[Stored dataset items]
----------

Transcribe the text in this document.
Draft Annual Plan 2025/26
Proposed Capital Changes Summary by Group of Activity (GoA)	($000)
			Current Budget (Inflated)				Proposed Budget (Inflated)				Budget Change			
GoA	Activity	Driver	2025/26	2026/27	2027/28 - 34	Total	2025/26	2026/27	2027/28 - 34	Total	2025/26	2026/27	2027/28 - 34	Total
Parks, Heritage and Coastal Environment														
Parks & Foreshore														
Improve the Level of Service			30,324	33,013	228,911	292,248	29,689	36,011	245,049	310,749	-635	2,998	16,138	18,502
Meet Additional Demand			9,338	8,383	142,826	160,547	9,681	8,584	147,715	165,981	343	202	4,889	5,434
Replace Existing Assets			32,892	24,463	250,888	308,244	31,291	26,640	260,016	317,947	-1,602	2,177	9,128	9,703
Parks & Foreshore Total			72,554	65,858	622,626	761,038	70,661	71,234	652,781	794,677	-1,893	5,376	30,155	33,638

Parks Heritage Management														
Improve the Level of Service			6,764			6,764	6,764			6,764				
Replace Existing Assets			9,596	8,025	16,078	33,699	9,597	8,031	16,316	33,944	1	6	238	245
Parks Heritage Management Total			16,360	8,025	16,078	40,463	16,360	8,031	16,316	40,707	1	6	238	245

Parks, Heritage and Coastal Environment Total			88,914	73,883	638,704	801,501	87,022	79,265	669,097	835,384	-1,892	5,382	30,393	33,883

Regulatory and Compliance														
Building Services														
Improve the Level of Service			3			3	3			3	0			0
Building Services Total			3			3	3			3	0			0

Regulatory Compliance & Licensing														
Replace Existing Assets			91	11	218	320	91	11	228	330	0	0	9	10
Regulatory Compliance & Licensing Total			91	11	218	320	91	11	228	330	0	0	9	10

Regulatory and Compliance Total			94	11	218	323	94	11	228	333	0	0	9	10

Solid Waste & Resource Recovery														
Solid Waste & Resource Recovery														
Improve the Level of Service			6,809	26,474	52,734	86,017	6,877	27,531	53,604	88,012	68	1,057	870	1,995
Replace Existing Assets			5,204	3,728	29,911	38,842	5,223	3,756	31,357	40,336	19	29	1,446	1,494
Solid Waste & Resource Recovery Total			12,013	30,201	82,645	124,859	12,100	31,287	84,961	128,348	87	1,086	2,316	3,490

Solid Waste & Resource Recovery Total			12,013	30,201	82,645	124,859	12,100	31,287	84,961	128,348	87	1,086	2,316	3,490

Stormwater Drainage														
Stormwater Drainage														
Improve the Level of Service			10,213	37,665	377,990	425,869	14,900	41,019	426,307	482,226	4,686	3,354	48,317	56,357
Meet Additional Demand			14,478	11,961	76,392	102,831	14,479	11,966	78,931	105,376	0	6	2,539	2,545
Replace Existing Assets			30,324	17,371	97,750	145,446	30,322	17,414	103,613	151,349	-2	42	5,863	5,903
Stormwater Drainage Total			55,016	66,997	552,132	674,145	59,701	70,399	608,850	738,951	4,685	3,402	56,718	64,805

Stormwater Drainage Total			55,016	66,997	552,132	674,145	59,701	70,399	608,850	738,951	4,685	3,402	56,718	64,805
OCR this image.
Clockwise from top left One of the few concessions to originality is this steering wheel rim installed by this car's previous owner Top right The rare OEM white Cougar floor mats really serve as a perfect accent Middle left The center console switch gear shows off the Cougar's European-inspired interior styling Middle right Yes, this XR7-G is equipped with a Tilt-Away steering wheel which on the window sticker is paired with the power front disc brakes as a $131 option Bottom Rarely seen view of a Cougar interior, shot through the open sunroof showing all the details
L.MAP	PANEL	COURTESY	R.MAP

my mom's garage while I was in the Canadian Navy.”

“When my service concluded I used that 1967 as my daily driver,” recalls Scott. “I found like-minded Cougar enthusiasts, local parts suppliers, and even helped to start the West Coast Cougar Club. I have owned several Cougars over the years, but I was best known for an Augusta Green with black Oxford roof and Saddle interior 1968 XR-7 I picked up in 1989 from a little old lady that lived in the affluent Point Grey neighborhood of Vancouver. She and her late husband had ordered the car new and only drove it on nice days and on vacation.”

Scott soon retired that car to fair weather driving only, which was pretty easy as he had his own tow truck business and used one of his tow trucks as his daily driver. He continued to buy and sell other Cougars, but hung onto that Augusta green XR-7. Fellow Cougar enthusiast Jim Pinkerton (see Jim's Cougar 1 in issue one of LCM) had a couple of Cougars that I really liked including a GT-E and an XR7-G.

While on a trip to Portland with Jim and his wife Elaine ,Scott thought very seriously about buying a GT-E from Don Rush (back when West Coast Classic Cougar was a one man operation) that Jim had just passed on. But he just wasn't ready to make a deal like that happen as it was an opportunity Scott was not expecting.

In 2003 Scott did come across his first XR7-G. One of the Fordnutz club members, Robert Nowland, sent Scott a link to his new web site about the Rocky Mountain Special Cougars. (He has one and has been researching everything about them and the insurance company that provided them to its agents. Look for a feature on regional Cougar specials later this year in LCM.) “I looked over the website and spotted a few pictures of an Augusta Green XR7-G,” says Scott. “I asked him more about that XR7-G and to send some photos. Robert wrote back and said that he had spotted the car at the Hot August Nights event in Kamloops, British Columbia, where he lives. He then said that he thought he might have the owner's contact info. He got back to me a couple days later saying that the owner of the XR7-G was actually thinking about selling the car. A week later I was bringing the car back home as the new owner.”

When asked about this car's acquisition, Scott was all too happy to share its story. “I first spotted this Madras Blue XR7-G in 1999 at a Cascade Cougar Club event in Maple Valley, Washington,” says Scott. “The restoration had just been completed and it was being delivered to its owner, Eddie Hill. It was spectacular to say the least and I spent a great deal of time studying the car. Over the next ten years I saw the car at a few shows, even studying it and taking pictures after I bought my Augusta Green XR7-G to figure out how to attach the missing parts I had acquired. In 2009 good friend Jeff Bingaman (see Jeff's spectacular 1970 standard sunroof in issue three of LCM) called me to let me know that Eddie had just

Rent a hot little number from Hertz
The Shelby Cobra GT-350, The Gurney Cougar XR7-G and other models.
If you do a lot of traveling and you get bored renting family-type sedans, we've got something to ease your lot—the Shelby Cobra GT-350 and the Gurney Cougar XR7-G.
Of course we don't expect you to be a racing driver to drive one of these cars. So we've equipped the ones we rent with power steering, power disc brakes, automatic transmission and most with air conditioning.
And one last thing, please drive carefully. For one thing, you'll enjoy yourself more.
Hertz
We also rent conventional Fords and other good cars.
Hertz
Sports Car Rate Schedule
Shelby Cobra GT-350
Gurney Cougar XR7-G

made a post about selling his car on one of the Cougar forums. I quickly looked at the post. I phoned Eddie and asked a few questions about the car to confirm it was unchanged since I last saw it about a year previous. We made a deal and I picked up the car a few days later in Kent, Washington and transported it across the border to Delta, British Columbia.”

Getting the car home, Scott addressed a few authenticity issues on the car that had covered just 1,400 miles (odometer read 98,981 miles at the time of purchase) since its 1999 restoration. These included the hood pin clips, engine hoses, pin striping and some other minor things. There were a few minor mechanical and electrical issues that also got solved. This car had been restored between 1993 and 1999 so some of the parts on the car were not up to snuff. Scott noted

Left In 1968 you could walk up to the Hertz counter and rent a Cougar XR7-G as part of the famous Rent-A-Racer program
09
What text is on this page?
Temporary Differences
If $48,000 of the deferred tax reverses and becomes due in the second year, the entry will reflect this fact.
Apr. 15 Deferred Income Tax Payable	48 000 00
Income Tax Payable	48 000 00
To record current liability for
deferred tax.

----------

◆ **Task**: Reproduce only the lines between the line containing "What text is on this page?" and the last line of the records, those two lines included, exactly.

◆ **Right answer**:
What text is on this page?
Temporary Differences
If $48,000 of the deferred tax reverses and becomes due in the second year, the entry will reflect this fact.
Apr. 15 Deferred Income Tax Payable	48 000 00
Income Tax Payable	48 000 00
To record current liability for
deferred tax.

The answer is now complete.